# Records for this exercise
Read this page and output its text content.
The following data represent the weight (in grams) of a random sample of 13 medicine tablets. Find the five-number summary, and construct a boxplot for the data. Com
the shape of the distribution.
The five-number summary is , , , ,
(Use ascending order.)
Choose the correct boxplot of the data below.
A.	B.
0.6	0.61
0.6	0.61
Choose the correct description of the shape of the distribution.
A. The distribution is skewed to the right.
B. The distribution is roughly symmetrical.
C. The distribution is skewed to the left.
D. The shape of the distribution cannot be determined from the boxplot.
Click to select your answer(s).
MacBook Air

# Requirements
Copy out every line of the listing that contains the string "distribution".

# Exercise response
the shape of the distribution.
Choose the correct description of the shape of the distribution.
A. The distribution is skewed to the right.
B. The distribution is roughly symmetrical.
C. The distribution is skewed to the left.
D. The shape of the distribution cannot be determined from the boxplot.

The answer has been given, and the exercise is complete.